- Set problem
From the listing that follows, extract every line and set it down unaltered.

- Records shown
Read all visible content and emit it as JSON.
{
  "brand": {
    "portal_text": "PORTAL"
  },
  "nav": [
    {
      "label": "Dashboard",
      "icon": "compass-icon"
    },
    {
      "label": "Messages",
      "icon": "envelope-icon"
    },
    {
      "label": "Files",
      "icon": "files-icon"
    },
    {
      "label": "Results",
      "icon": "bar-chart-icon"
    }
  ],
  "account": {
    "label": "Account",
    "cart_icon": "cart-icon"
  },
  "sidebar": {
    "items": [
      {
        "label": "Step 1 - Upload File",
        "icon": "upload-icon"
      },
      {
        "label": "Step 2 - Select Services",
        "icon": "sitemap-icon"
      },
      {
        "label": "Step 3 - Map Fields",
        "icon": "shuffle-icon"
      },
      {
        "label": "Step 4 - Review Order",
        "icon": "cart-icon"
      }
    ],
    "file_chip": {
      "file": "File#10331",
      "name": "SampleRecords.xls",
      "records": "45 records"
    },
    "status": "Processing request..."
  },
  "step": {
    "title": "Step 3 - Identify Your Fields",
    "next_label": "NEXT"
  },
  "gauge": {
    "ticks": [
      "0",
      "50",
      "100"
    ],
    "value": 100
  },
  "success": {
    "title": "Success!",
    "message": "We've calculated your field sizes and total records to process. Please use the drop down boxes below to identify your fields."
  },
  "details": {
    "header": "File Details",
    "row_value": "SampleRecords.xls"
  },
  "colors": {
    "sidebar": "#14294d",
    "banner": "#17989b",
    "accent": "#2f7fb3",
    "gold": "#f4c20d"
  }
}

- Output of the task
Read all visible content and emit it as JSON.
{
  "brand": {
    "portal_text": "PORTAL"
  },
  "nav": [
    {
      "label": "Dashboard",
      "icon": "compass-icon"
    },
    {
      "label": "Messages",
      "icon": "envelope-icon"
    },
    {
      "label": "Files",
      "icon": "files-icon"
    },
    {
      "label": "Results",
      "icon": "bar-chart-icon"
    }
  ],
  "account": {
    "label": "Account",
    "cart_icon": "cart-icon"
  },
  "sidebar": {
    "items": [
      {
        "label": "Step 1 - Upload File",
        "icon": "upload-icon"
      },
      {
        "label": "Step 2 - Select Services",
        "icon": "sitemap-icon"
      },
      {
        "label": "Step 3 - Map Fields",
        "icon": "shuffle-icon"
      },
      {
        "label": "Step 4 - Review Order",
        "icon": "cart-icon"
      }
    ],
    "file_chip": {
      "file": "File#10331",
      "name": "SampleRecords.xls",
      "records": "45 records"
    },
    "status": "Processing request..."
  },
  "step": {
    "title": "Step 3 - Identify Your Fields",
    "next_label": "NEXT"
  },
  "gauge": {
    "ticks": [
      "0",
      "50",
      "100"
    ],
    "value": 100
  },
  "success": {
    "title": "Success!",
    "message": "We've calculated your field sizes and total records to process. Please use the drop down boxes below to identify your fields."
  },
  "details": {
    "header": "File Details",
    "row_value": "SampleRecords.xls"
  },
  "colors": {
    "sidebar": "#14294d",
    "banner": "#17989b",
    "accent": "#2f7fb3",
    "gold": "#f4c20d"
  }
}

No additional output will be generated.